» What is being asked
Copy each line below that includes "ylabel".

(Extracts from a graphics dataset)
───

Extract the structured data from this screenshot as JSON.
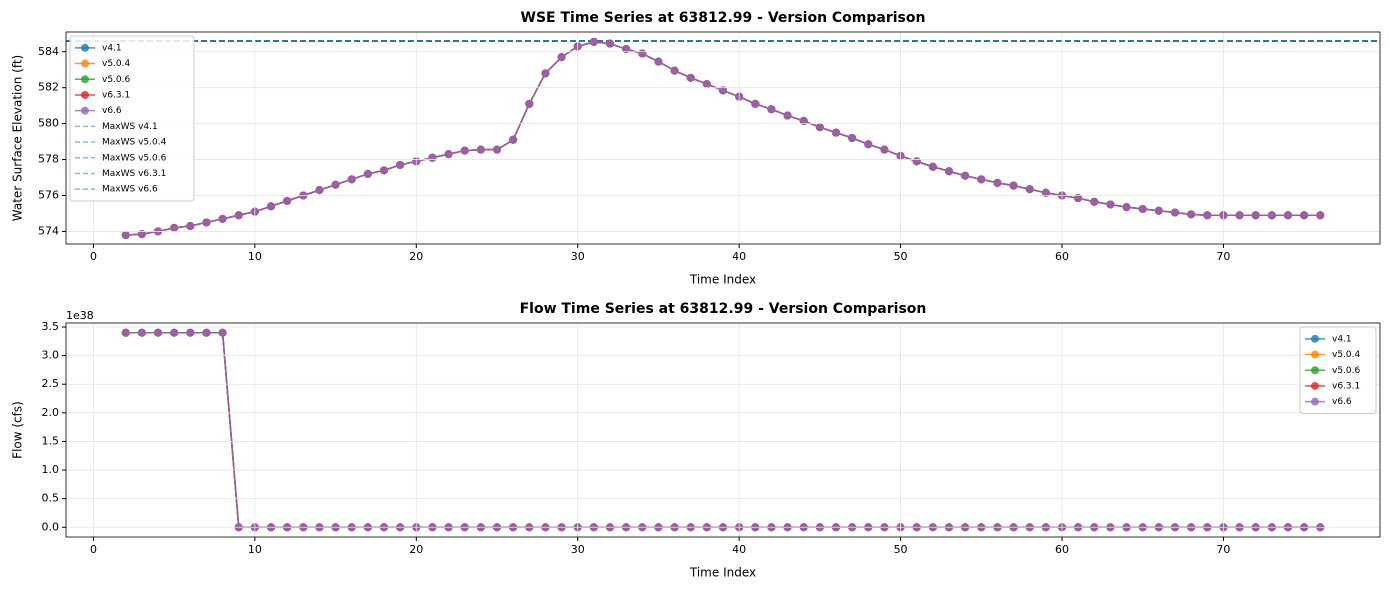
{
  "chart_data": [
    {
      "type": "line",
      "title": "WSE Time Series at 63812.99 - Version Comparison",
      "xlabel": "Time Index",
      "ylabel": "Water Surface Elevation (ft)",
      "x": [
        2,
        3,
        4,
        5,
        6,
        7,
        8,
        9,
        10,
        11,
        12,
        13,
        14,
        15,
        16,
        17,
        18,
        19,
        20,
        21,
        22,
        23,
        24,
        25,
        26,
        27,
        28,
        29,
        30,
        31,
        32,
        33,
        34,
        35,
        36,
        37,
        38,
        39,
        40,
        41,
        42,
        43,
        44,
        45,
        46,
        47,
        48,
        49,
        50,
        51,
        52,
        53,
        54,
        55,
        56,
        57,
        58,
        59,
        60,
        61,
        62,
        63,
        64,
        65,
        66,
        67,
        68,
        69,
        70,
        71,
        72,
        73,
        74,
        75,
        76
      ],
      "series": [
        {
          "name": "v4.1",
          "color": "#1f77b4",
          "values": [
            573.8,
            573.85,
            574.0,
            574.2,
            574.3,
            574.5,
            574.7,
            574.9,
            575.1,
            575.4,
            575.7,
            576.0,
            576.3,
            576.6,
            576.9,
            577.2,
            577.4,
            577.7,
            577.9,
            578.1,
            578.3,
            578.5,
            578.55,
            578.55,
            579.1,
            581.1,
            582.8,
            583.7,
            584.3,
            584.55,
            584.45,
            584.15,
            583.9,
            583.45,
            582.95,
            582.55,
            582.2,
            581.85,
            581.5,
            581.1,
            580.8,
            580.45,
            580.15,
            579.8,
            579.5,
            579.2,
            578.85,
            578.55,
            578.2,
            577.9,
            577.6,
            577.35,
            577.1,
            576.9,
            576.7,
            576.55,
            576.35,
            576.15,
            576.0,
            575.85,
            575.65,
            575.5,
            575.35,
            575.25,
            575.15,
            575.05,
            574.95,
            574.9,
            574.9,
            574.9,
            574.9,
            574.9,
            574.9,
            574.9,
            574.9
          ]
        },
        {
          "name": "v5.0.4",
          "color": "#ff7f0e",
          "values": [
            573.8,
            573.85,
            574.0,
            574.2,
            574.3,
            574.5,
            574.7,
            574.9,
            575.1,
            575.4,
            575.7,
            576.0,
            576.3,
            576.6,
            576.9,
            577.2,
            577.4,
            577.7,
            577.9,
            578.1,
            578.3,
            578.5,
            578.55,
            578.55,
            579.1,
            581.1,
            582.8,
            583.7,
            584.3,
            584.55,
            584.45,
            584.15,
            583.9,
            583.45,
            582.95,
            582.55,
            582.2,
            581.85,
            581.5,
            581.1,
            580.8,
            580.45,
            580.15,
            579.8,
            579.5,
            579.2,
            578.85,
            578.55,
            578.2,
            577.9,
            577.6,
            577.35,
            577.1,
            576.9,
            576.7,
            576.55,
            576.35,
            576.15,
            576.0,
            575.85,
            575.65,
            575.5,
            575.35,
            575.25,
            575.15,
            575.05,
            574.95,
            574.9,
            574.9,
            574.9,
            574.9,
            574.9,
            574.9,
            574.9,
            574.9
          ]
        },
        {
          "name": "v5.0.6",
          "color": "#2ca02c",
          "values": [
            573.8,
            573.85,
            574.0,
            574.2,
            574.3,
            574.5,
            574.7,
            574.9,
            575.1,
            575.4,
            575.7,
            576.0,
            576.3,
            576.6,
            576.9,
            577.2,
            577.4,
            577.7,
            577.9,
            578.1,
            578.3,
            578.5,
            578.55,
            578.55,
            579.1,
            581.1,
            582.8,
            583.7,
            584.3,
            584.55,
            584.45,
            584.15,
            583.9,
            583.45,
            582.95,
            582.55,
            582.2,
            581.85,
            581.5,
            581.1,
            580.8,
            580.45,
            580.15,
            579.8,
            579.5,
            579.2,
            578.85,
            578.55,
            578.2,
            577.9,
            577.6,
            577.35,
            577.1,
            576.9,
            576.7,
            576.55,
            576.35,
            576.15,
            576.0,
            575.85,
            575.65,
            575.5,
            575.35,
            575.25,
            575.15,
            575.05,
            574.95,
            574.9,
            574.9,
            574.9,
            574.9,
            574.9,
            574.9,
            574.9,
            574.9
          ]
        },
        {
          "name": "v6.3.1",
          "color": "#d62728",
          "values": [
            573.8,
            573.85,
            574.0,
            574.2,
            574.3,
            574.5,
            574.7,
            574.9,
            575.1,
            575.4,
            575.7,
            576.0,
            576.3,
            576.6,
            576.9,
            577.2,
            577.4,
            577.7,
            577.9,
            578.1,
            578.3,
            578.5,
            578.55,
            578.55,
            579.1,
            581.1,
            582.8,
            583.7,
            584.3,
            584.55,
            584.45,
            584.15,
            583.9,
            583.45,
            582.95,
            582.55,
            582.2,
            581.85,
            581.5,
            581.1,
            580.8,
            580.45,
            580.15,
            579.8,
            579.5,
            579.2,
            578.85,
            578.55,
            578.2,
            577.9,
            577.6,
            577.35,
            577.1,
            576.9,
            576.7,
            576.55,
            576.35,
            576.15,
            576.0,
            575.85,
            575.65,
            575.5,
            575.35,
            575.25,
            575.15,
            575.05,
            574.95,
            574.9,
            574.9,
            574.9,
            574.9,
            574.9,
            574.9,
            574.9,
            574.9
          ]
        },
        {
          "name": "v6.6",
          "color": "#9467bd",
          "values": [
            573.8,
            573.85,
            574.0,
            574.2,
            574.3,
            574.5,
            574.7,
            574.9,
            575.1,
            575.4,
            575.7,
            576.0,
            576.3,
            576.6,
            576.9,
            577.2,
            577.4,
            577.7,
            577.9,
            578.1,
            578.3,
            578.5,
            578.55,
            578.55,
            579.1,
            581.1,
            582.8,
            583.7,
            584.3,
            584.55,
            584.45,
            584.15,
            583.9,
            583.45,
            582.95,
            582.55,
            582.2,
            581.85,
            581.5,
            581.1,
            580.8,
            580.45,
            580.15,
            579.8,
            579.5,
            579.2,
            578.85,
            578.55,
            578.2,
            577.9,
            577.6,
            577.35,
            577.1,
            576.9,
            576.7,
            576.55,
            576.35,
            576.15,
            576.0,
            575.85,
            575.65,
            575.5,
            575.35,
            575.25,
            575.15,
            575.05,
            574.95,
            574.9,
            574.9,
            574.9,
            574.9,
            574.9,
            574.9,
            574.9,
            574.9
          ]
        }
      ],
      "hlines": [
        {
          "name": "MaxWS v4.1",
          "value": 584.6,
          "color": "#1f77b4"
        },
        {
          "name": "MaxWS v5.0.4",
          "value": 584.6,
          "color": "#1f77b4"
        },
        {
          "name": "MaxWS v5.0.6",
          "value": 584.6,
          "color": "#1f77b4"
        },
        {
          "name": "MaxWS v6.3.1",
          "value": 584.6,
          "color": "#1f77b4"
        },
        {
          "name": "MaxWS v6.6",
          "value": 584.6,
          "color": "#1f77b4"
        }
      ],
      "xlim": [
        -1.7,
        79.7
      ],
      "xticks": [
        0,
        10,
        20,
        30,
        40,
        50,
        60,
        70
      ],
      "ylim": [
        573.3,
        585.1
      ],
      "yticks": [
        574,
        576,
        578,
        580,
        582,
        584
      ],
      "grid": true,
      "legend": "upper left"
    },
    {
      "type": "line",
      "title": "Flow Time Series at 63812.99 - Version Comparison",
      "xlabel": "Time Index",
      "ylabel": "Flow (cfs)",
      "y_offset_label": "1e38",
      "x": [
        2,
        3,
        4,
        5,
        6,
        7,
        8,
        9,
        10,
        11,
        12,
        13,
        14,
        15,
        16,
        17,
        18,
        19,
        20,
        21,
        22,
        23,
        24,
        25,
        26,
        27,
        28,
        29,
        30,
        31,
        32,
        33,
        34,
        35,
        36,
        37,
        38,
        39,
        40,
        41,
        42,
        43,
        44,
        45,
        46,
        47,
        48,
        49,
        50,
        51,
        52,
        53,
        54,
        55,
        56,
        57,
        58,
        59,
        60,
        61,
        62,
        63,
        64,
        65,
        66,
        67,
        68,
        69,
        70,
        71,
        72,
        73,
        74,
        75,
        76
      ],
      "series": [
        {
          "name": "v4.1",
          "color": "#1f77b4",
          "values": [
            3.4,
            3.4,
            3.4,
            3.4,
            3.4,
            3.4,
            3.4,
            0,
            0,
            0,
            0,
            0,
            0,
            0,
            0,
            0,
            0,
            0,
            0,
            0,
            0,
            0,
            0,
            0,
            0,
            0,
            0,
            0,
            0,
            0,
            0,
            0,
            0,
            0,
            0,
            0,
            0,
            0,
            0,
            0,
            0,
            0,
            0,
            0,
            0,
            0,
            0,
            0,
            0,
            0,
            0,
            0,
            0,
            0,
            0,
            0,
            0,
            0,
            0,
            0,
            0,
            0,
            0,
            0,
            0,
            0,
            0,
            0,
            0,
            0,
            0,
            0,
            0,
            0,
            0
          ]
        },
        {
          "name": "v5.0.4",
          "color": "#ff7f0e",
          "values": [
            3.4,
            3.4,
            3.4,
            3.4,
            3.4,
            3.4,
            3.4,
            0,
            0,
            0,
            0,
            0,
            0,
            0,
            0,
            0,
            0,
            0,
            0,
            0,
            0,
            0,
            0,
            0,
            0,
            0,
            0,
            0,
            0,
            0,
            0,
            0,
            0,
            0,
            0,
            0,
            0,
            0,
            0,
            0,
            0,
            0,
            0,
            0,
            0,
            0,
            0,
            0,
            0,
            0,
            0,
            0,
            0,
            0,
            0,
            0,
            0,
            0,
            0,
            0,
            0,
            0,
            0,
            0,
            0,
            0,
            0,
            0,
            0,
            0,
            0,
            0,
            0,
            0,
            0
          ]
        },
        {
          "name": "v5.0.6",
          "color": "#2ca02c",
          "values": [
            3.4,
            3.4,
            3.4,
            3.4,
            3.4,
            3.4,
            3.4,
            0,
            0,
            0,
            0,
            0,
            0,
            0,
            0,
            0,
            0,
            0,
            0,
            0,
            0,
            0,
            0,
            0,
            0,
            0,
            0,
            0,
            0,
            0,
            0,
            0,
            0,
            0,
            0,
            0,
            0,
            0,
            0,
            0,
            0,
            0,
            0,
            0,
            0,
            0,
            0,
            0,
            0,
            0,
            0,
            0,
            0,
            0,
            0,
            0,
            0,
            0,
            0,
            0,
            0,
            0,
            0,
            0,
            0,
            0,
            0,
            0,
            0,
            0,
            0,
            0,
            0,
            0,
            0
          ]
        },
        {
          "name": "v6.3.1",
          "color": "#d62728",
          "values": [
            3.4,
            3.4,
            3.4,
            3.4,
            3.4,
            3.4,
            3.4,
            0,
            0,
            0,
            0,
            0,
            0,
            0,
            0,
            0,
            0,
            0,
            0,
            0,
            0,
            0,
            0,
            0,
            0,
            0,
            0,
            0,
            0,
            0,
            0,
            0,
            0,
            0,
            0,
            0,
            0,
            0,
            0,
            0,
            0,
            0,
            0,
            0,
            0,
            0,
            0,
            0,
            0,
            0,
            0,
            0,
            0,
            0,
            0,
            0,
            0,
            0,
            0,
            0,
            0,
            0,
            0,
            0,
            0,
            0,
            0,
            0,
            0,
            0,
            0,
            0,
            0,
            0,
            0
          ]
        },
        {
          "name": "v6.6",
          "color": "#9467bd",
          "values": [
            3.4,
            3.4,
            3.4,
            3.4,
            3.4,
            3.4,
            3.4,
            0,
            0,
            0,
            0,
            0,
            0,
            0,
            0,
            0,
            0,
            0,
            0,
            0,
            0,
            0,
            0,
            0,
            0,
            0,
            0,
            0,
            0,
            0,
            0,
            0,
            0,
            0,
            0,
            0,
            0,
            0,
            0,
            0,
            0,
            0,
            0,
            0,
            0,
            0,
            0,
            0,
            0,
            0,
            0,
            0,
            0,
            0,
            0,
            0,
            0,
            0,
            0,
            0,
            0,
            0,
            0,
            0,
            0,
            0,
            0,
            0,
            0,
            0,
            0,
            0,
            0,
            0,
            0
          ]
        }
      ],
      "xlim": [
        -1.7,
        79.7
      ],
      "xticks": [
        0,
        10,
        20,
        30,
        40,
        50,
        60,
        70
      ],
      "ylim": [
        -0.17,
        3.57
      ],
      "yticks": [
        {
          "value": 0,
          "label": "0.0"
        },
        0.5,
        {
          "value": 1,
          "label": "1.0"
        },
        1.5,
        {
          "value": 2,
          "label": "2.0"
        },
        2.5,
        {
          "value": 3,
          "label": "3.0"
        },
        3.5
      ],
      "grid": true,
      "legend": "upper right"
    }
  ]
}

───

» Written solution
      "ylabel": "Water Surface Elevation (ft)",
      "ylabel": "Flow (cfs)",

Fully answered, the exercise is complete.